Task goal: Please arrange the entries from the start through the line containing "county-name: Racine xyxy=(24,278,71,324)" as a Markdown table with the columns Row and Line, numbering each line and leaving out blank lines.

(Entries from a dataset)
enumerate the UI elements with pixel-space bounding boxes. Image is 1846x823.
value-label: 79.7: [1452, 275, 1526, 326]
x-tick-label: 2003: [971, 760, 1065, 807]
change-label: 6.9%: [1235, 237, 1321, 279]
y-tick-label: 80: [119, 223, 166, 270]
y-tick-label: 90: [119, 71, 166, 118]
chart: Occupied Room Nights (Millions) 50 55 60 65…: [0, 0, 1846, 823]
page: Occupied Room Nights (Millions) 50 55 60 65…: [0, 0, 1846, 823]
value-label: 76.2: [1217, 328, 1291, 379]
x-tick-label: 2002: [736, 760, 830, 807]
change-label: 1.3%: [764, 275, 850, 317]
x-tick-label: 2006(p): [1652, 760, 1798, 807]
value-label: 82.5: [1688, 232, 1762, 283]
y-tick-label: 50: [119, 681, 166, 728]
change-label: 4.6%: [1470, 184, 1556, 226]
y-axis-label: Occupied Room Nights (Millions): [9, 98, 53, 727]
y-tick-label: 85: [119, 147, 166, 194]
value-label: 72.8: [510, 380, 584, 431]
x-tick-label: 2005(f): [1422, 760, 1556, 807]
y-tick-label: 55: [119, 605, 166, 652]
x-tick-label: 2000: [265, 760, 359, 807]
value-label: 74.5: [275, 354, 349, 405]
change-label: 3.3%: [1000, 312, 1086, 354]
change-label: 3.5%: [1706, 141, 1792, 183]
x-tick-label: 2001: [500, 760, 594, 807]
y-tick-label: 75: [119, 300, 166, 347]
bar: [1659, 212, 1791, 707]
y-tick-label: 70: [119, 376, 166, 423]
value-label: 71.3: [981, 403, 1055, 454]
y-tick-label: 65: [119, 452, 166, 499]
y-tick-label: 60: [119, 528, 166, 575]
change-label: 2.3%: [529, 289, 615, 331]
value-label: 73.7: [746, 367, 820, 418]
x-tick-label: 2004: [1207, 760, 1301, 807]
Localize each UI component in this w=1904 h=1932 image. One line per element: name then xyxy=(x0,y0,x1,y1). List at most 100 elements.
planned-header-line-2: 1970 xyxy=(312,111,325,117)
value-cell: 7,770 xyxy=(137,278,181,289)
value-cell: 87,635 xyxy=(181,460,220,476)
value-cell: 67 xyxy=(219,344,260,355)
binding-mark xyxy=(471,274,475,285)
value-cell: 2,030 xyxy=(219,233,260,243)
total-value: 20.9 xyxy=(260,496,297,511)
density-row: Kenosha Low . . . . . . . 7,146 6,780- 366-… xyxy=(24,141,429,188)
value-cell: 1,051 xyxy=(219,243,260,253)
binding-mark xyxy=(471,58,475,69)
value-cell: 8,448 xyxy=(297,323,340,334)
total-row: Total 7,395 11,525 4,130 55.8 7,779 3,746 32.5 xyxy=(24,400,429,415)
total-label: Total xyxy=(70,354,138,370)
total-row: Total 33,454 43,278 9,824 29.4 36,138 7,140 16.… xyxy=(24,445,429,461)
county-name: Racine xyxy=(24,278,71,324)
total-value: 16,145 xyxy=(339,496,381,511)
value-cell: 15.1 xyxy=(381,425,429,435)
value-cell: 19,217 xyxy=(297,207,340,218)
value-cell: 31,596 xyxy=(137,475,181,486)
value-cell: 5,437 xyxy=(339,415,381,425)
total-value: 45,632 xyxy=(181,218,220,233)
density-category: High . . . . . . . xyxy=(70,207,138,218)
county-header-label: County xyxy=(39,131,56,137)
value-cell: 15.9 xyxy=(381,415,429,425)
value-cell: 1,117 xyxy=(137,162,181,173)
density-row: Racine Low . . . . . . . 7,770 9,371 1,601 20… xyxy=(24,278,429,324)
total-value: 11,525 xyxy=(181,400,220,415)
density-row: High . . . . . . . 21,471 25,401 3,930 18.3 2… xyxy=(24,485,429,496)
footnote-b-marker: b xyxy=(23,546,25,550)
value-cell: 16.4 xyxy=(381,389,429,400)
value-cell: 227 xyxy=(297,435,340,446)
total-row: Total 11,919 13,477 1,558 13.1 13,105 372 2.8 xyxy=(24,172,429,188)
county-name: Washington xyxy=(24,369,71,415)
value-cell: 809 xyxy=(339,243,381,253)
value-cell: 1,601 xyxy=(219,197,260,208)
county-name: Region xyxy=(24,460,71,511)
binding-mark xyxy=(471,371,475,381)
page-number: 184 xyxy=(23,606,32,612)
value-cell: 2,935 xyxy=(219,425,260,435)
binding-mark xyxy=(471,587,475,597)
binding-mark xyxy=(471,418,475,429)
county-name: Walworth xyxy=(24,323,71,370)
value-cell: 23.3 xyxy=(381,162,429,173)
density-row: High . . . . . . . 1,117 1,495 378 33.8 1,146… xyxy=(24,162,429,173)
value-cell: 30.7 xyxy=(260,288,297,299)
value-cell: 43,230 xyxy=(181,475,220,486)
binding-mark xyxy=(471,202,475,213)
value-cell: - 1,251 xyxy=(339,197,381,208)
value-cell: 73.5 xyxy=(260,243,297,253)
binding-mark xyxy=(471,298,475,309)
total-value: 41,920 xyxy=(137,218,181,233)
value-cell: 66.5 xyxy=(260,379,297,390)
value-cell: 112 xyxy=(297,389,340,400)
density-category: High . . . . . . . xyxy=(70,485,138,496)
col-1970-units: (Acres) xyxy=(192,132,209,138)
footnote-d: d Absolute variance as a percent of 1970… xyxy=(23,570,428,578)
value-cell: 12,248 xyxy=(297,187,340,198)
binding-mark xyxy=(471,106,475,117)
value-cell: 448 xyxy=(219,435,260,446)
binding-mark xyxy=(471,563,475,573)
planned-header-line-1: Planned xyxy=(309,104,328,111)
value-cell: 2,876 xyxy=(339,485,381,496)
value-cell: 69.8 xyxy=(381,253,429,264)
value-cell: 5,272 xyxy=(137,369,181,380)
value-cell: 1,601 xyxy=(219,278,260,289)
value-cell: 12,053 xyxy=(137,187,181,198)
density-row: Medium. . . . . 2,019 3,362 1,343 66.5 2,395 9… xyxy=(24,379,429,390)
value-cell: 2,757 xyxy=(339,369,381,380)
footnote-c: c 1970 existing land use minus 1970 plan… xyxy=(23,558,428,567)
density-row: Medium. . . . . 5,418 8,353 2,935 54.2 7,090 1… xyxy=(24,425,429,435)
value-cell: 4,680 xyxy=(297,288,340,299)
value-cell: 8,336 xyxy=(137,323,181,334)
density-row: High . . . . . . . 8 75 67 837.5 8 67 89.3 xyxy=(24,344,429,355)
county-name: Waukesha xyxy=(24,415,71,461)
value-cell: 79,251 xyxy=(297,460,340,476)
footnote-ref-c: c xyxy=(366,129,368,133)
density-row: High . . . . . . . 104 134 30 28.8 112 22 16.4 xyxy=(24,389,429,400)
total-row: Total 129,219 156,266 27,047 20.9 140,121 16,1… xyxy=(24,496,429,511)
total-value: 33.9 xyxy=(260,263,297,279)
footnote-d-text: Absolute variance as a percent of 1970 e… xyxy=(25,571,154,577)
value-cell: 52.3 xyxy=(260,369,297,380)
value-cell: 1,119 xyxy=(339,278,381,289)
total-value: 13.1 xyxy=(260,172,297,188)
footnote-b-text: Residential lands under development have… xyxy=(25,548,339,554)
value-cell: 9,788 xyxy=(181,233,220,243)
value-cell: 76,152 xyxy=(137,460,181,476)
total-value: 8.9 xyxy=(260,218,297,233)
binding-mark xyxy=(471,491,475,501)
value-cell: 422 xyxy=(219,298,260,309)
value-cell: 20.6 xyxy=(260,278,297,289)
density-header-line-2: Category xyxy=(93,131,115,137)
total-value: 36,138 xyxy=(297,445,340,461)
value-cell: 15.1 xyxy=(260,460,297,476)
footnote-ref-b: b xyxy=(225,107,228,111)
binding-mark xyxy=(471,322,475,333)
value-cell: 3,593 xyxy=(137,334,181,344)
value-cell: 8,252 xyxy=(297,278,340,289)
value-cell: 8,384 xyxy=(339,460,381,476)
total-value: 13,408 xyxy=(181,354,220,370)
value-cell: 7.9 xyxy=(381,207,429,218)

Worked solution:
| Row | Line |
|---|---|
| 1 | enumerate the UI elements with pixel-space bounding boxes. Image is 1846x823. |
| 2 | value-label: 79.7: [1452, 275, 1526, 326] |
| 3 | x-tick-label: 2003: [971, 760, 1065, 807] |
| 4 | change-label: 6.9%: [1235, 237, 1321, 279] |
| 5 | y-tick-label: 80: [119, 223, 166, 270] |
| 6 | y-tick-label: 90: [119, 71, 166, 118] |
| 7 | chart: Occupied Room Nights (Millions) 50 55 60 65…: [0, 0, 1846, 823] |
| 8 | page: Occupied Room Nights (Millions) 50 55 60 65…: [0, 0, 1846, 823] |
| 9 | value-label: 76.2: [1217, 328, 1291, 379] |
| 10 | x-tick-label: 2002: [736, 760, 830, 807] |
| 11 | change-label: 1.3%: [764, 275, 850, 317] |
| 12 | x-tick-label: 2006(p): [1652, 760, 1798, 807] |
| 13 | value-label: 82.5: [1688, 232, 1762, 283] |
| 14 | y-tick-label: 50: [119, 681, 166, 728] |
| 15 | change-label: 4.6%: [1470, 184, 1556, 226] |
| 16 | y-axis-label: Occupied Room Nights (Millions): [9, 98, 53, 727] |
| 17 | y-tick-label: 85: [119, 147, 166, 194] |
| 18 | value-label: 72.8: [510, 380, 584, 431] |
| 19 | x-tick-label: 2005(f): [1422, 760, 1556, 807] |
| 20 | y-tick-label: 55: [119, 605, 166, 652] |
| 21 | x-tick-label: 2000: [265, 760, 359, 807] |
| 22 | value-label: 74.5: [275, 354, 349, 405] |
| 23 | change-label: 3.3%: [1000, 312, 1086, 354] |
| 24 | change-label: 3.5%: [1706, 141, 1792, 183] |
| 25 | x-tick-label: 2001: [500, 760, 594, 807] |
| 26 | y-tick-label: 75: [119, 300, 166, 347] |
| 27 | bar: [1659, 212, 1791, 707] |
| 28 | y-tick-label: 70: [119, 376, 166, 423] |
| 29 | value-label: 71.3: [981, 403, 1055, 454] |
| 30 | y-tick-label: 65: [119, 452, 166, 499] |
| 31 | y-tick-label: 60: [119, 528, 166, 575] |
| 32 | change-label: 2.3%: [529, 289, 615, 331] |
| 33 | value-label: 73.7: [746, 367, 820, 418] |
| 34 | x-tick-label: 2004: [1207, 760, 1301, 807] |
| 35 | Localize each UI component in this w=1904 h=1932 image. One line per element: name then xyxy=(x0,y0,x1,y1). List at most 100 elements. |
| 36 | planned-header-line-2: 1970 xyxy=(312,111,325,117) |
| 37 | value-cell: 7,770 xyxy=(137,278,181,289) |
| 38 | value-cell: 87,635 xyxy=(181,460,220,476) |
| 39 | value-cell: 67 xyxy=(219,344,260,355) |
| 40 | binding-mark xyxy=(471,274,475,285) |
| 41 | value-cell: 2,030 xyxy=(219,233,260,243) |
| 42 | total-value: 20.9 xyxy=(260,496,297,511) |
| 43 | density-row: Kenosha Low . . . . . . . 7,146 6,780- 366-… xyxy=(24,141,429,188) |
| 44 | value-cell: 1,051 xyxy=(219,243,260,253) |
| 45 | binding-mark xyxy=(471,58,475,69) |
| 46 | value-cell: 8,448 xyxy=(297,323,340,334) |
| 47 | total-row: Total 7,395 11,525 4,130 55.8 7,779 3,746 32.5 xyxy=(24,400,429,415) |
| 48 | total-label: Total xyxy=(70,354,138,370) |
| 49 | total-row: Total 33,454 43,278 9,824 29.4 36,138 7,140 16.… xyxy=(24,445,429,461) |
| 50 | county-name: Racine xyxy=(24,278,71,324) |